**To be done**
Repeat the records word for word, excluding any picture.
┌─ Supplied entries
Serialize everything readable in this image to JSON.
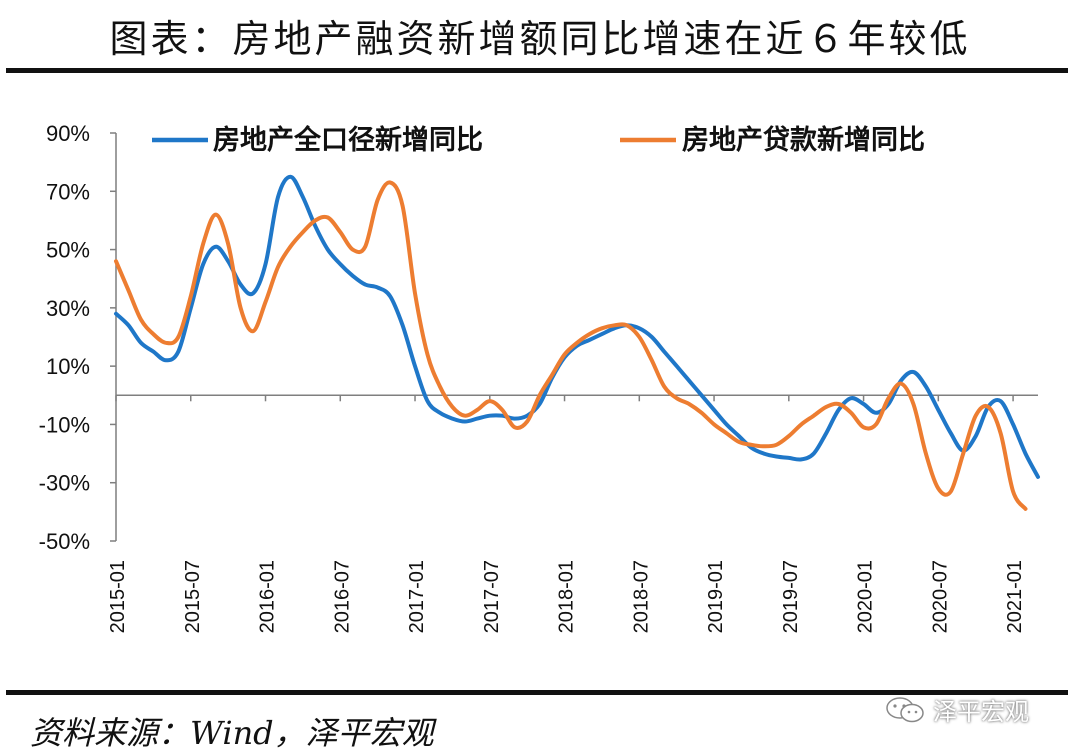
{
  "header": {
    "title": "图表：房地产融资新增额同比增速在近６年较低"
  },
  "footer": {
    "source": "资料来源：Wind，泽平宏观"
  },
  "watermark": {
    "text": "泽平宏观",
    "icon": "wechat-icon"
  },
  "colors": {
    "series1": "#1f77c8",
    "series2": "#ed7d31",
    "axis": "#7f7f7f"
  },
  "chart_data": {
    "type": "line",
    "ylim": [
      -50,
      90
    ],
    "yticks": [
      90,
      70,
      50,
      30,
      10,
      -10,
      -30,
      -50
    ],
    "ytick_labels": [
      "90%",
      "70%",
      "50%",
      "30%",
      "10%",
      "-10%",
      "-30%",
      "-50%"
    ],
    "xtick_labels": [
      "2015-01",
      "2015-07",
      "2016-01",
      "2016-07",
      "2017-01",
      "2017-07",
      "2018-01",
      "2018-07",
      "2019-01",
      "2019-07",
      "2020-01",
      "2020-07",
      "2021-01"
    ],
    "legend_position": "top",
    "grid": false,
    "series": [
      {
        "name": "房地产全口径新增同比",
        "color": "#1f77c8",
        "points": [
          [
            0,
            28
          ],
          [
            1,
            24
          ],
          [
            2,
            18
          ],
          [
            3,
            15
          ],
          [
            4,
            12
          ],
          [
            5,
            15
          ],
          [
            6,
            30
          ],
          [
            7,
            45
          ],
          [
            8,
            51
          ],
          [
            9,
            46
          ],
          [
            10,
            38
          ],
          [
            11,
            35
          ],
          [
            12,
            45
          ],
          [
            13,
            68
          ],
          [
            14,
            75
          ],
          [
            15,
            68
          ],
          [
            16,
            58
          ],
          [
            17,
            50
          ],
          [
            18,
            45
          ],
          [
            19,
            41
          ],
          [
            20,
            38
          ],
          [
            21,
            37
          ],
          [
            22,
            34
          ],
          [
            23,
            24
          ],
          [
            24,
            10
          ],
          [
            25,
            -2
          ],
          [
            26,
            -6
          ],
          [
            27,
            -8
          ],
          [
            28,
            -9
          ],
          [
            29,
            -8
          ],
          [
            30,
            -7
          ],
          [
            31,
            -7
          ],
          [
            32,
            -8
          ],
          [
            33,
            -7
          ],
          [
            34,
            -3
          ],
          [
            35,
            6
          ],
          [
            36,
            13
          ],
          [
            37,
            17
          ],
          [
            38,
            19
          ],
          [
            39,
            21
          ],
          [
            40,
            23
          ],
          [
            41,
            24
          ],
          [
            42,
            23
          ],
          [
            43,
            20
          ],
          [
            44,
            15
          ],
          [
            45,
            10
          ],
          [
            46,
            5
          ],
          [
            47,
            0
          ],
          [
            48,
            -5
          ],
          [
            49,
            -10
          ],
          [
            50,
            -14
          ],
          [
            51,
            -18
          ],
          [
            52,
            -20
          ],
          [
            53,
            -21
          ],
          [
            54,
            -21.5
          ],
          [
            55,
            -22
          ],
          [
            56,
            -20
          ],
          [
            57,
            -13
          ],
          [
            58,
            -5
          ],
          [
            59,
            -1
          ],
          [
            60,
            -3
          ],
          [
            61,
            -6
          ],
          [
            62,
            -3
          ],
          [
            63,
            5
          ],
          [
            64,
            8
          ],
          [
            65,
            3
          ],
          [
            66,
            -5
          ],
          [
            67,
            -13
          ],
          [
            68,
            -19
          ],
          [
            69,
            -14
          ],
          [
            70,
            -4
          ],
          [
            71,
            -2
          ],
          [
            72,
            -10
          ],
          [
            73,
            -20
          ],
          [
            74,
            -28
          ]
        ]
      },
      {
        "name": "房地产贷款新增同比",
        "color": "#ed7d31",
        "points": [
          [
            0,
            46
          ],
          [
            1,
            36
          ],
          [
            2,
            26
          ],
          [
            3,
            21
          ],
          [
            4,
            18
          ],
          [
            5,
            20
          ],
          [
            6,
            34
          ],
          [
            7,
            52
          ],
          [
            8,
            62
          ],
          [
            9,
            52
          ],
          [
            10,
            30
          ],
          [
            11,
            22
          ],
          [
            12,
            32
          ],
          [
            13,
            44
          ],
          [
            14,
            51
          ],
          [
            15,
            56
          ],
          [
            16,
            60
          ],
          [
            17,
            61
          ],
          [
            18,
            56
          ],
          [
            19,
            50
          ],
          [
            20,
            51
          ],
          [
            21,
            67
          ],
          [
            22,
            73
          ],
          [
            23,
            65
          ],
          [
            24,
            35
          ],
          [
            25,
            14
          ],
          [
            26,
            3
          ],
          [
            27,
            -4
          ],
          [
            28,
            -7
          ],
          [
            29,
            -5
          ],
          [
            30,
            -2
          ],
          [
            31,
            -5
          ],
          [
            32,
            -11
          ],
          [
            33,
            -9
          ],
          [
            34,
            0
          ],
          [
            35,
            7
          ],
          [
            36,
            14
          ],
          [
            37,
            18
          ],
          [
            38,
            21
          ],
          [
            39,
            23
          ],
          [
            40,
            24
          ],
          [
            41,
            24
          ],
          [
            42,
            20
          ],
          [
            43,
            12
          ],
          [
            44,
            3
          ],
          [
            45,
            -1
          ],
          [
            46,
            -3
          ],
          [
            47,
            -6
          ],
          [
            48,
            -10
          ],
          [
            49,
            -13
          ],
          [
            50,
            -16
          ],
          [
            51,
            -17
          ],
          [
            52,
            -17.5
          ],
          [
            53,
            -17
          ],
          [
            54,
            -14
          ],
          [
            55,
            -10
          ],
          [
            56,
            -7
          ],
          [
            57,
            -4
          ],
          [
            58,
            -3
          ],
          [
            59,
            -6
          ],
          [
            60,
            -11
          ],
          [
            61,
            -10
          ],
          [
            62,
            -1
          ],
          [
            63,
            4
          ],
          [
            64,
            -3
          ],
          [
            65,
            -20
          ],
          [
            66,
            -32
          ],
          [
            67,
            -33
          ],
          [
            68,
            -20
          ],
          [
            69,
            -7
          ],
          [
            70,
            -4
          ],
          [
            71,
            -13
          ],
          [
            72,
            -33
          ],
          [
            73,
            -39
          ]
        ]
      }
    ]
  }
}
└─
**Reply**
Serialize everything readable in this image to JSON.
{
  "header": {
    "title": "图表：房地产融资新增额同比增速在近６年较低"
  },
  "footer": {
    "source": "资料来源：Wind，泽平宏观"
  },
  "watermark": {
    "text": "泽平宏观",
    "icon": "wechat-icon"
  },
  "colors": {
    "series1": "#1f77c8",
    "series2": "#ed7d31",
    "axis": "#7f7f7f"
  },
  "chart_data": {
    "type": "line",
    "ylim": [
      -50,
      90
    ],
    "yticks": [
      90,
      70,
      50,
      30,
      10,
      -10,
      -30,
      -50
    ],
    "ytick_labels": [
      "90%",
      "70%",
      "50%",
      "30%",
      "10%",
      "-10%",
      "-30%",
      "-50%"
    ],
    "xtick_labels": [
      "2015-01",
      "2015-07",
      "2016-01",
      "2016-07",
      "2017-01",
      "2017-07",
      "2018-01",
      "2018-07",
      "2019-01",
      "2019-07",
      "2020-01",
      "2020-07",
      "2021-01"
    ],
    "legend_position": "top",
    "grid": false,
    "series": [
      {
        "name": "房地产全口径新增同比",
        "color": "#1f77c8",
        "points": [
          [
            0,
            28
          ],
          [
            1,
            24
          ],
          [
            2,
            18
          ],
          [
            3,
            15
          ],
          [
            4,
            12
          ],
          [
            5,
            15
          ],
          [
            6,
            30
          ],
          [
            7,
            45
          ],
          [
            8,
            51
          ],
          [
            9,
            46
          ],
          [
            10,
            38
          ],
          [
            11,
            35
          ],
          [
            12,
            45
          ],
          [
            13,
            68
          ],
          [
            14,
            75
          ],
          [
            15,
            68
          ],
          [
            16,
            58
          ],
          [
            17,
            50
          ],
          [
            18,
            45
          ],
          [
            19,
            41
          ],
          [
            20,
            38
          ],
          [
            21,
            37
          ],
          [
            22,
            34
          ],
          [
            23,
            24
          ],
          [
            24,
            10
          ],
          [
            25,
            -2
          ],
          [
            26,
            -6
          ],
          [
            27,
            -8
          ],
          [
            28,
            -9
          ],
          [
            29,
            -8
          ],
          [
            30,
            -7
          ],
          [
            31,
            -7
          ],
          [
            32,
            -8
          ],
          [
            33,
            -7
          ],
          [
            34,
            -3
          ],
          [
            35,
            6
          ],
          [
            36,
            13
          ],
          [
            37,
            17
          ],
          [
            38,
            19
          ],
          [
            39,
            21
          ],
          [
            40,
            23
          ],
          [
            41,
            24
          ],
          [
            42,
            23
          ],
          [
            43,
            20
          ],
          [
            44,
            15
          ],
          [
            45,
            10
          ],
          [
            46,
            5
          ],
          [
            47,
            0
          ],
          [
            48,
            -5
          ],
          [
            49,
            -10
          ],
          [
            50,
            -14
          ],
          [
            51,
            -18
          ],
          [
            52,
            -20
          ],
          [
            53,
            -21
          ],
          [
            54,
            -21.5
          ],
          [
            55,
            -22
          ],
          [
            56,
            -20
          ],
          [
            57,
            -13
          ],
          [
            58,
            -5
          ],
          [
            59,
            -1
          ],
          [
            60,
            -3
          ],
          [
            61,
            -6
          ],
          [
            62,
            -3
          ],
          [
            63,
            5
          ],
          [
            64,
            8
          ],
          [
            65,
            3
          ],
          [
            66,
            -5
          ],
          [
            67,
            -13
          ],
          [
            68,
            -19
          ],
          [
            69,
            -14
          ],
          [
            70,
            -4
          ],
          [
            71,
            -2
          ],
          [
            72,
            -10
          ],
          [
            73,
            -20
          ],
          [
            74,
            -28
          ]
        ]
      },
      {
        "name": "房地产贷款新增同比",
        "color": "#ed7d31",
        "points": [
          [
            0,
            46
          ],
          [
            1,
            36
          ],
          [
            2,
            26
          ],
          [
            3,
            21
          ],
          [
            4,
            18
          ],
          [
            5,
            20
          ],
          [
            6,
            34
          ],
          [
            7,
            52
          ],
          [
            8,
            62
          ],
          [
            9,
            52
          ],
          [
            10,
            30
          ],
          [
            11,
            22
          ],
          [
            12,
            32
          ],
          [
            13,
            44
          ],
          [
            14,
            51
          ],
          [
            15,
            56
          ],
          [
            16,
            60
          ],
          [
            17,
            61
          ],
          [
            18,
            56
          ],
          [
            19,
            50
          ],
          [
            20,
            51
          ],
          [
            21,
            67
          ],
          [
            22,
            73
          ],
          [
            23,
            65
          ],
          [
            24,
            35
          ],
          [
            25,
            14
          ],
          [
            26,
            3
          ],
          [
            27,
            -4
          ],
          [
            28,
            -7
          ],
          [
            29,
            -5
          ],
          [
            30,
            -2
          ],
          [
            31,
            -5
          ],
          [
            32,
            -11
          ],
          [
            33,
            -9
          ],
          [
            34,
            0
          ],
          [
            35,
            7
          ],
          [
            36,
            14
          ],
          [
            37,
            18
          ],
          [
            38,
            21
          ],
          [
            39,
            23
          ],
          [
            40,
            24
          ],
          [
            41,
            24
          ],
          [
            42,
            20
          ],
          [
            43,
            12
          ],
          [
            44,
            3
          ],
          [
            45,
            -1
          ],
          [
            46,
            -3
          ],
          [
            47,
            -6
          ],
          [
            48,
            -10
          ],
          [
            49,
            -13
          ],
          [
            50,
            -16
          ],
          [
            51,
            -17
          ],
          [
            52,
            -17.5
          ],
          [
            53,
            -17
          ],
          [
            54,
            -14
          ],
          [
            55,
            -10
          ],
          [
            56,
            -7
          ],
          [
            57,
            -4
          ],
          [
            58,
            -3
          ],
          [
            59,
            -6
          ],
          [
            60,
            -11
          ],
          [
            61,
            -10
          ],
          [
            62,
            -1
          ],
          [
            63,
            4
          ],
          [
            64,
            -3
          ],
          [
            65,
            -20
          ],
          [
            66,
            -32
          ],
          [
            67,
            -33
          ],
          [
            68,
            -20
          ],
          [
            69,
            -7
          ],
          [
            70,
            -4
          ],
          [
            71,
            -13
          ],
          [
            72,
            -33
          ],
          [
            73,
            -39
          ]
        ]
      }
    ]
  }
}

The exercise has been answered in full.